Required task
Rewrite the records from the first line through the line that contains "chart2-data-point [867,373,882,388]", swapping "chart2-data-point" for "chart2-marker" wherever it occurs and leaving everything else as is.

Data listing
★ ★ ★

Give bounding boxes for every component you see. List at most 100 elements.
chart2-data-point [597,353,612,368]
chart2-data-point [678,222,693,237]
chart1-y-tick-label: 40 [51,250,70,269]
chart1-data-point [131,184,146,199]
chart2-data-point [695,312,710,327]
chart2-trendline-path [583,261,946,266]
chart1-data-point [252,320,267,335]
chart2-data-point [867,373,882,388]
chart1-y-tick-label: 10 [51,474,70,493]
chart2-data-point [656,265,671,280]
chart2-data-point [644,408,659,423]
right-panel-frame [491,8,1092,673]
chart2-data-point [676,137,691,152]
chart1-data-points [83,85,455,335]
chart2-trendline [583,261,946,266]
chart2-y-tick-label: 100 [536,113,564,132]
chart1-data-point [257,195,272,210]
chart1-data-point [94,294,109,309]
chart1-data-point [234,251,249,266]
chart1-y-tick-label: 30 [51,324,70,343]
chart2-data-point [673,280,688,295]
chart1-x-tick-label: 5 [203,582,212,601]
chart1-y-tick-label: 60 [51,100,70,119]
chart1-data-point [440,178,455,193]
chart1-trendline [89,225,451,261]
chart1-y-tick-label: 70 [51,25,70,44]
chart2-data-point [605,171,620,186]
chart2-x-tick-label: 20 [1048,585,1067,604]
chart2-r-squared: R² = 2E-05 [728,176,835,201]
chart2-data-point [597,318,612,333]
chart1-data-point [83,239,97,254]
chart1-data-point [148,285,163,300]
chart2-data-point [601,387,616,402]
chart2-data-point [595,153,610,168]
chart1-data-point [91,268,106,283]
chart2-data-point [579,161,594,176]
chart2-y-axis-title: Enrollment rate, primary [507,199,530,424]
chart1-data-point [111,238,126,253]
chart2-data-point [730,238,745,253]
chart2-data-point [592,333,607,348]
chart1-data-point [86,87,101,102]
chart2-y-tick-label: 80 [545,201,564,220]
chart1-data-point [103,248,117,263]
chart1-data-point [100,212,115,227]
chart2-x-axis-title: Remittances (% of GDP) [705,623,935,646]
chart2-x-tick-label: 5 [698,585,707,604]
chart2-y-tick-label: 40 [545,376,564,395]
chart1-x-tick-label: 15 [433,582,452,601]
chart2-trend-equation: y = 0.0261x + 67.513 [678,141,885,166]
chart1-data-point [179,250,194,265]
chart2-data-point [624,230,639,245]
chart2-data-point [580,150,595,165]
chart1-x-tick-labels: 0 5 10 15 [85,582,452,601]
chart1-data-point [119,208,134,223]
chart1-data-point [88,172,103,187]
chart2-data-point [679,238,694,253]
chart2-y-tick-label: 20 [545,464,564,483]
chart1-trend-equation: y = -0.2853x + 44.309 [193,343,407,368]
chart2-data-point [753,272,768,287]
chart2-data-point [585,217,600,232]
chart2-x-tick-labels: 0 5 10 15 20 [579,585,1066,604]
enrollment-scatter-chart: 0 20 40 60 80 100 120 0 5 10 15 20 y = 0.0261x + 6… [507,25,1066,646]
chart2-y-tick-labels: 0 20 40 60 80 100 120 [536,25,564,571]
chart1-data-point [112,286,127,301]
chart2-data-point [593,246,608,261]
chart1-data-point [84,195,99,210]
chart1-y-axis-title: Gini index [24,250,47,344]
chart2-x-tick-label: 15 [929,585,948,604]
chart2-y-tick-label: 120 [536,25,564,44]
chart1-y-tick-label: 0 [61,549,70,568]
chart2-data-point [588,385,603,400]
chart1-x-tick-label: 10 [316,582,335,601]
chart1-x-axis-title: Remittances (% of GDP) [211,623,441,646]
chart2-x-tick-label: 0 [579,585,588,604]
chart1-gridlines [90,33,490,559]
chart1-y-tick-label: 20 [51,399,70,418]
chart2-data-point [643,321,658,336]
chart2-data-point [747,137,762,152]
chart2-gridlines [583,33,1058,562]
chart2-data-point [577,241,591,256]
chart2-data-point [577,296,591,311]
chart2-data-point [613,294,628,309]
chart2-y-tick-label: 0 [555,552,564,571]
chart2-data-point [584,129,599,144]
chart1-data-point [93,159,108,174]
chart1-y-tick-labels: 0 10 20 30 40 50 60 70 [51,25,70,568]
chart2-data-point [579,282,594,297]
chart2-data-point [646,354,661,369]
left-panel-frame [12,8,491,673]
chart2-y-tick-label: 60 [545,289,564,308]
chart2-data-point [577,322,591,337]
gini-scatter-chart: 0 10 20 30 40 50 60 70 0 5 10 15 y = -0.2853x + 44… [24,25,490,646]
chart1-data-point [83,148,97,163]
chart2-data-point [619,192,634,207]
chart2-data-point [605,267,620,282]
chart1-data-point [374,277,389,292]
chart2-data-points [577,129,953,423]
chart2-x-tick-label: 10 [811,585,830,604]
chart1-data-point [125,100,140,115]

★ ★ ★

Correct result
Give bounding boxes for every component you see. List at most 100 elements.
chart2-marker [597,353,612,368]
chart2-marker [678,222,693,237]
chart1-y-tick-label: 40 [51,250,70,269]
chart1-data-point [131,184,146,199]
chart2-marker [695,312,710,327]
chart2-trendline-path [583,261,946,266]
chart1-data-point [252,320,267,335]
chart2-marker [867,373,882,388]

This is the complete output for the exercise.